# SHORT PROBLEM
Return all of the data exactly as given.

# INPUT FOR THIS TASK
┌──

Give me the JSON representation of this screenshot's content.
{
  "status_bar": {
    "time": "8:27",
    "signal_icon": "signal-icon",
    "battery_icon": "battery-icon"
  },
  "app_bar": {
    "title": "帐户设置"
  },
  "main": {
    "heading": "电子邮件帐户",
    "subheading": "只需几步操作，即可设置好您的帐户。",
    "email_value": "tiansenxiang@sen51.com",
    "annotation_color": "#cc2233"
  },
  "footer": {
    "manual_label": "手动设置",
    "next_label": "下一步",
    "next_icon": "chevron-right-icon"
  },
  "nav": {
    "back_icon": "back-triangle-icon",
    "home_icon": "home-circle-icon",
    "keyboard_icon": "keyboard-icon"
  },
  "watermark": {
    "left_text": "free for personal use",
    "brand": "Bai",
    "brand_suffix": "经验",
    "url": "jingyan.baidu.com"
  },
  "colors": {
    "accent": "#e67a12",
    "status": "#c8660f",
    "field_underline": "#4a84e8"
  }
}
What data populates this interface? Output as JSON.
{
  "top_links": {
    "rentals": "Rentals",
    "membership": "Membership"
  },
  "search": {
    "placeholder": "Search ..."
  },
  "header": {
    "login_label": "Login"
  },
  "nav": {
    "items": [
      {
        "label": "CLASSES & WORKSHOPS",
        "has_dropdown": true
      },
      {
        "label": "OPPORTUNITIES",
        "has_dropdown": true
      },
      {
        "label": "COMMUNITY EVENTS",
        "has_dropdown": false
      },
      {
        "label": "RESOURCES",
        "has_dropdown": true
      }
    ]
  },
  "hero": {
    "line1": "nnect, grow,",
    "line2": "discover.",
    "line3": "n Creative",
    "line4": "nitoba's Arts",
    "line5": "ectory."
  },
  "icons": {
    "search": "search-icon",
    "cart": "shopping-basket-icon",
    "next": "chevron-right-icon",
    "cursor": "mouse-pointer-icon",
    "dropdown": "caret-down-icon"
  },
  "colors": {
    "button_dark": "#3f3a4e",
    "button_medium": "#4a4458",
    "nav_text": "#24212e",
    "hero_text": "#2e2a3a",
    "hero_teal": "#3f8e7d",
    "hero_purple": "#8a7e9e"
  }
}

└──

# ANSWER TO THIS EXERCISE
Give me the JSON representation of this screenshot's content.
{
  "status_bar": {
    "time": "8:27",
    "signal_icon": "signal-icon",
    "battery_icon": "battery-icon"
  },
  "app_bar": {
    "title": "帐户设置"
  },
  "main": {
    "heading": "电子邮件帐户",
    "subheading": "只需几步操作，即可设置好您的帐户。",
    "email_value": "tiansenxiang@sen51.com",
    "annotation_color": "#cc2233"
  },
  "footer": {
    "manual_label": "手动设置",
    "next_label": "下一步",
    "next_icon": "chevron-right-icon"
  },
  "nav": {
    "back_icon": "back-triangle-icon",
    "home_icon": "home-circle-icon",
    "keyboard_icon": "keyboard-icon"
  },
  "watermark": {
    "left_text": "free for personal use",
    "brand": "Bai",
    "brand_suffix": "经验",
    "url": "jingyan.baidu.com"
  },
  "colors": {
    "accent": "#e67a12",
    "status": "#c8660f",
    "field_underline": "#4a84e8"
  }
}
What data populates this interface? Output as JSON.
{
  "top_links": {
    "rentals": "Rentals",
    "membership": "Membership"
  },
  "search": {
    "placeholder": "Search ..."
  },
  "header": {
    "login_label": "Login"
  },
  "nav": {
    "items": [
      {
        "label": "CLASSES & WORKSHOPS",
        "has_dropdown": true
      },
      {
        "label": "OPPORTUNITIES",
        "has_dropdown": true
      },
      {
        "label": "COMMUNITY EVENTS",
        "has_dropdown": false
      },
      {
        "label": "RESOURCES",
        "has_dropdown": true
      }
    ]
  },
  "hero": {
    "line1": "nnect, grow,",
    "line2": "discover.",
    "line3": "n Creative",
    "line4": "nitoba's Arts",
    "line5": "ectory."
  },
  "icons": {
    "search": "search-icon",
    "cart": "shopping-basket-icon",
    "next": "chevron-right-icon",
    "cursor": "mouse-pointer-icon",
    "dropdown": "caret-down-icon"
  },
  "colors": {
    "button_dark": "#3f3a4e",
    "button_medium": "#4a4458",
    "nav_text": "#24212e",
    "hero_text": "#2e2a3a",
    "hero_teal": "#3f8e7d",
    "hero_purple": "#8a7e9e"
  }
}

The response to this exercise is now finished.